• Task details:
Give back the full data, unchanged and complete.

Segment Start: Source data

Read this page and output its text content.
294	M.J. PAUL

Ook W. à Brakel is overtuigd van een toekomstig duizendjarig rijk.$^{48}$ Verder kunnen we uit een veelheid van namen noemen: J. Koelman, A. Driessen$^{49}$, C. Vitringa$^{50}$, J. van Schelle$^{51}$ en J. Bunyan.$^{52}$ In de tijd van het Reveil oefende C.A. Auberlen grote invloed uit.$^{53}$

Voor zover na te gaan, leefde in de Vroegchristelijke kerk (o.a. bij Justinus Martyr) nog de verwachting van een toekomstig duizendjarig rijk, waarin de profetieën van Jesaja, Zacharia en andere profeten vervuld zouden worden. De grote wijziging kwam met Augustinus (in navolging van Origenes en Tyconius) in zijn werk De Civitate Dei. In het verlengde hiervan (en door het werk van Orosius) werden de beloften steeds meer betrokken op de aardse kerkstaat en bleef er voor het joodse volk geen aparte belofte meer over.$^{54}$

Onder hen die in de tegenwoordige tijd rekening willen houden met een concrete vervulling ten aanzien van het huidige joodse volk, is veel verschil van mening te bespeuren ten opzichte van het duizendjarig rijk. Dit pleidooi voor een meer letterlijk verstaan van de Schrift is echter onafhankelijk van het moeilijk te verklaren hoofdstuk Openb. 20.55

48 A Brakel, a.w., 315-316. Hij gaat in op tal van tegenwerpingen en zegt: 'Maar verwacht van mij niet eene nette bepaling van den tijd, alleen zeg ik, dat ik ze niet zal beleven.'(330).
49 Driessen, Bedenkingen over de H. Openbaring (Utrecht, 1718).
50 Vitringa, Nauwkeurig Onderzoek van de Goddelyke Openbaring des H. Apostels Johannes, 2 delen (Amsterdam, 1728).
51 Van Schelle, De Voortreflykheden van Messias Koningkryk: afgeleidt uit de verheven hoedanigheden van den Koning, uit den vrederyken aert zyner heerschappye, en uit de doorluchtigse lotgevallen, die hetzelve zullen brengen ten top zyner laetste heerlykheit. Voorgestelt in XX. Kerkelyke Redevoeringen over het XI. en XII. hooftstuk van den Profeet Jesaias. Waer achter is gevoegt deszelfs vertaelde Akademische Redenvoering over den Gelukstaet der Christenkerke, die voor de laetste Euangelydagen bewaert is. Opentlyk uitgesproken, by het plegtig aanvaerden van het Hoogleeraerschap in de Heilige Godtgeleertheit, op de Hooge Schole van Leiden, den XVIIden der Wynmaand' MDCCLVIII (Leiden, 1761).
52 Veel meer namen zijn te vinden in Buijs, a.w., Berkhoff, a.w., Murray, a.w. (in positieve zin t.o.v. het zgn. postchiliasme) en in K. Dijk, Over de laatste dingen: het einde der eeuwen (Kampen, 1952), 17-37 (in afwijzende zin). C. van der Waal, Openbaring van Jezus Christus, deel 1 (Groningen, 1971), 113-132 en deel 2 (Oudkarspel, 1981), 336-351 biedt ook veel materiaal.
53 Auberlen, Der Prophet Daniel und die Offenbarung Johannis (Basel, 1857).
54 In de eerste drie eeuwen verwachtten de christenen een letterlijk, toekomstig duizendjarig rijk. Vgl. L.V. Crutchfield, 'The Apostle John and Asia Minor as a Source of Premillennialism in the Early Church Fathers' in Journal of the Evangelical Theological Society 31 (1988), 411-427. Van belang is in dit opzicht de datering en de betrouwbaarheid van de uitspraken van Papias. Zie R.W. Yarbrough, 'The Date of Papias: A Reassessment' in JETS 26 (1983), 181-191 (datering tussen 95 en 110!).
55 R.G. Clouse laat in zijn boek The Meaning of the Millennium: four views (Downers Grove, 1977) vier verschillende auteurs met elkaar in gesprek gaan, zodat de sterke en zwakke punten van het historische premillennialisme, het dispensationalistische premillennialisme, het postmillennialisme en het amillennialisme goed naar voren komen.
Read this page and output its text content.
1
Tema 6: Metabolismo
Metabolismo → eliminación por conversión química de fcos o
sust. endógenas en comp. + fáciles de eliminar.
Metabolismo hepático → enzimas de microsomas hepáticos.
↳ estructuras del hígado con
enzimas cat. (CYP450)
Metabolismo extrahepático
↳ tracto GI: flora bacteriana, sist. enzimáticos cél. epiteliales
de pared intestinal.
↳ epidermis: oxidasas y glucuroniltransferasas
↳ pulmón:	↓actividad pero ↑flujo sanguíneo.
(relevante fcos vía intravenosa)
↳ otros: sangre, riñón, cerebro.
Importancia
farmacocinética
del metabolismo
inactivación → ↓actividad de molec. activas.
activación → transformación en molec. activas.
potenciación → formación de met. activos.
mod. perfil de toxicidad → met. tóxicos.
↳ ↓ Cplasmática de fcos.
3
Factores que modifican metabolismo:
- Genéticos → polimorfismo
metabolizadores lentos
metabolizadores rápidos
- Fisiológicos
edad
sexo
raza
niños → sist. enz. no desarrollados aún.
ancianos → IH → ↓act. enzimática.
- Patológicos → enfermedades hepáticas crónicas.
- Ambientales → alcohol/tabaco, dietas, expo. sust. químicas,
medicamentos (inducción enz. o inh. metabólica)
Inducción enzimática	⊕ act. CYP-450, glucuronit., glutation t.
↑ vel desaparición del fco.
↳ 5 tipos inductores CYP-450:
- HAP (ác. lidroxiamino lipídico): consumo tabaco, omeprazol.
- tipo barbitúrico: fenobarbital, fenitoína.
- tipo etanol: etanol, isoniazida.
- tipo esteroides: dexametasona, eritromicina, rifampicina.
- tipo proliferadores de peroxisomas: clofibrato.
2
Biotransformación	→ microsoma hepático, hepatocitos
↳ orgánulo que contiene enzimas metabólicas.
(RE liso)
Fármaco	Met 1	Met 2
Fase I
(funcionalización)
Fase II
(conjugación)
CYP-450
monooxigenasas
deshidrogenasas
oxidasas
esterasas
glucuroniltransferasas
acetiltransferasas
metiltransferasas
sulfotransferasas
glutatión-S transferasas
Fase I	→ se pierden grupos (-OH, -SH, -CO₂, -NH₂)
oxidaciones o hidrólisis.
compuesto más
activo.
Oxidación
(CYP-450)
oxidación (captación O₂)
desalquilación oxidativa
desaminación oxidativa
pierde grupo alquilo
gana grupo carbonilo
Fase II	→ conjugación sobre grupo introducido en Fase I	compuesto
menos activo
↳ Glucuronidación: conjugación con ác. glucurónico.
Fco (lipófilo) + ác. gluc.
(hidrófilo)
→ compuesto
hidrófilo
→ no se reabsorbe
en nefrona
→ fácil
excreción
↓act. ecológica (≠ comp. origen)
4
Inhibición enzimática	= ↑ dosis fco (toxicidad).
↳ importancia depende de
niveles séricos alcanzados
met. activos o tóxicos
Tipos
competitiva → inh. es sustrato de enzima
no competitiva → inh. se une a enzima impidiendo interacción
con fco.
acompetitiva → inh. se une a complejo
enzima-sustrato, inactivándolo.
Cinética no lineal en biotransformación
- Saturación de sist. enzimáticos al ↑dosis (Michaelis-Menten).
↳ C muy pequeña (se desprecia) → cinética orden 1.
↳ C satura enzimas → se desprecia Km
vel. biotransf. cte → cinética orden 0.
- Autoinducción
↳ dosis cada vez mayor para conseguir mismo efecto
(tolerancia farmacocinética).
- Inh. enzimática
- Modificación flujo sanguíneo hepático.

Segment End: Source data

• Solution:
Read this page and output its text content.
294	M.J. PAUL

Ook W. à Brakel is overtuigd van een toekomstig duizendjarig rijk.$^{48}$ Verder kunnen we uit een veelheid van namen noemen: J. Koelman, A. Driessen$^{49}$, C. Vitringa$^{50}$, J. van Schelle$^{51}$ en J. Bunyan.$^{52}$ In de tijd van het Reveil oefende C.A. Auberlen grote invloed uit.$^{53}$

Voor zover na te gaan, leefde in de Vroegchristelijke kerk (o.a. bij Justinus Martyr) nog de verwachting van een toekomstig duizendjarig rijk, waarin de profetieën van Jesaja, Zacharia en andere profeten vervuld zouden worden. De grote wijziging kwam met Augustinus (in navolging van Origenes en Tyconius) in zijn werk De Civitate Dei. In het verlengde hiervan (en door het werk van Orosius) werden de beloften steeds meer betrokken op de aardse kerkstaat en bleef er voor het joodse volk geen aparte belofte meer over.$^{54}$

Onder hen die in de tegenwoordige tijd rekening willen houden met een concrete vervulling ten aanzien van het huidige joodse volk, is veel verschil van mening te bespeuren ten opzichte van het duizendjarig rijk. Dit pleidooi voor een meer letterlijk verstaan van de Schrift is echter onafhankelijk van het moeilijk te verklaren hoofdstuk Openb. 20.55

48 A Brakel, a.w., 315-316. Hij gaat in op tal van tegenwerpingen en zegt: 'Maar verwacht van mij niet eene nette bepaling van den tijd, alleen zeg ik, dat ik ze niet zal beleven.'(330).
49 Driessen, Bedenkingen over de H. Openbaring (Utrecht, 1718).
50 Vitringa, Nauwkeurig Onderzoek van de Goddelyke Openbaring des H. Apostels Johannes, 2 delen (Amsterdam, 1728).
51 Van Schelle, De Voortreflykheden van Messias Koningkryk: afgeleidt uit de verheven hoedanigheden van den Koning, uit den vrederyken aert zyner heerschappye, en uit de doorluchtigse lotgevallen, die hetzelve zullen brengen ten top zyner laetste heerlykheit. Voorgestelt in XX. Kerkelyke Redevoeringen over het XI. en XII. hooftstuk van den Profeet Jesaias. Waer achter is gevoegt deszelfs vertaelde Akademische Redenvoering over den Gelukstaet der Christenkerke, die voor de laetste Euangelydagen bewaert is. Opentlyk uitgesproken, by het plegtig aanvaerden van het Hoogleeraerschap in de Heilige Godtgeleertheit, op de Hooge Schole van Leiden, den XVIIden der Wynmaand' MDCCLVIII (Leiden, 1761).
52 Veel meer namen zijn te vinden in Buijs, a.w., Berkhoff, a.w., Murray, a.w. (in positieve zin t.o.v. het zgn. postchiliasme) en in K. Dijk, Over de laatste dingen: het einde der eeuwen (Kampen, 1952), 17-37 (in afwijzende zin). C. van der Waal, Openbaring van Jezus Christus, deel 1 (Groningen, 1971), 113-132 en deel 2 (Oudkarspel, 1981), 336-351 biedt ook veel materiaal.
53 Auberlen, Der Prophet Daniel und die Offenbarung Johannis (Basel, 1857).
54 In de eerste drie eeuwen verwachtten de christenen een letterlijk, toekomstig duizendjarig rijk. Vgl. L.V. Crutchfield, 'The Apostle John and Asia Minor as a Source of Premillennialism in the Early Church Fathers' in Journal of the Evangelical Theological Society 31 (1988), 411-427. Van belang is in dit opzicht de datering en de betrouwbaarheid van de uitspraken van Papias. Zie R.W. Yarbrough, 'The Date of Papias: A Reassessment' in JETS 26 (1983), 181-191 (datering tussen 95 en 110!).
55 R.G. Clouse laat in zijn boek The Meaning of the Millennium: four views (Downers Grove, 1977) vier verschillende auteurs met elkaar in gesprek gaan, zodat de sterke en zwakke punten van het historische premillennialisme, het dispensationalistische premillennialisme, het postmillennialisme en het amillennialisme goed naar voren komen.
Read this page and output its text content.
1
Tema 6: Metabolismo
Metabolismo → eliminación por conversión química de fcos o
sust. endógenas en comp. + fáciles de eliminar.
Metabolismo hepático → enzimas de microsomas hepáticos.
↳ estructuras del hígado con
enzimas cat. (CYP450)
Metabolismo extrahepático
↳ tracto GI: flora bacteriana, sist. enzimáticos cél. epiteliales
de pared intestinal.
↳ epidermis: oxidasas y glucuroniltransferasas
↳ pulmón:	↓actividad pero ↑flujo sanguíneo.
(relevante fcos vía intravenosa)
↳ otros: sangre, riñón, cerebro.
Importancia
farmacocinética
del metabolismo
inactivación → ↓actividad de molec. activas.
activación → transformación en molec. activas.
potenciación → formación de met. activos.
mod. perfil de toxicidad → met. tóxicos.
↳ ↓ Cplasmática de fcos.
3
Factores que modifican metabolismo:
- Genéticos → polimorfismo
metabolizadores lentos
metabolizadores rápidos
- Fisiológicos
edad
sexo
raza
niños → sist. enz. no desarrollados aún.
ancianos → IH → ↓act. enzimática.
- Patológicos → enfermedades hepáticas crónicas.
- Ambientales → alcohol/tabaco, dietas, expo. sust. químicas,
medicamentos (inducción enz. o inh. metabólica)
Inducción enzimática	⊕ act. CYP-450, glucuronit., glutation t.
↑ vel desaparición del fco.
↳ 5 tipos inductores CYP-450:
- HAP (ác. lidroxiamino lipídico): consumo tabaco, omeprazol.
- tipo barbitúrico: fenobarbital, fenitoína.
- tipo etanol: etanol, isoniazida.
- tipo esteroides: dexametasona, eritromicina, rifampicina.
- tipo proliferadores de peroxisomas: clofibrato.
2
Biotransformación	→ microsoma hepático, hepatocitos
↳ orgánulo que contiene enzimas metabólicas.
(RE liso)
Fármaco	Met 1	Met 2
Fase I
(funcionalización)
Fase II
(conjugación)
CYP-450
monooxigenasas
deshidrogenasas
oxidasas
esterasas
glucuroniltransferasas
acetiltransferasas
metiltransferasas
sulfotransferasas
glutatión-S transferasas
Fase I	→ se pierden grupos (-OH, -SH, -CO₂, -NH₂)
oxidaciones o hidrólisis.
compuesto más
activo.
Oxidación
(CYP-450)
oxidación (captación O₂)
desalquilación oxidativa
desaminación oxidativa
pierde grupo alquilo
gana grupo carbonilo
Fase II	→ conjugación sobre grupo introducido en Fase I	compuesto
menos activo
↳ Glucuronidación: conjugación con ác. glucurónico.
Fco (lipófilo) + ác. gluc.
(hidrófilo)
→ compuesto
hidrófilo
→ no se reabsorbe
en nefrona
→ fácil
excreción
↓act. ecológica (≠ comp. origen)
4
Inhibición enzimática	= ↑ dosis fco (toxicidad).
↳ importancia depende de
niveles séricos alcanzados
met. activos o tóxicos
Tipos
competitiva → inh. es sustrato de enzima
no competitiva → inh. se une a enzima impidiendo interacción
con fco.
acompetitiva → inh. se une a complejo
enzima-sustrato, inactivándolo.
Cinética no lineal en biotransformación
- Saturación de sist. enzimáticos al ↑dosis (Michaelis-Menten).
↳ C muy pequeña (se desprecia) → cinética orden 1.
↳ C satura enzimas → se desprecia Km
vel. biotransf. cte → cinética orden 0.
- Autoinducción
↳ dosis cada vez mayor para conseguir mismo efecto
(tolerancia farmacocinética).
- Inh. enzimática
- Modificación flujo sanguíneo hepático.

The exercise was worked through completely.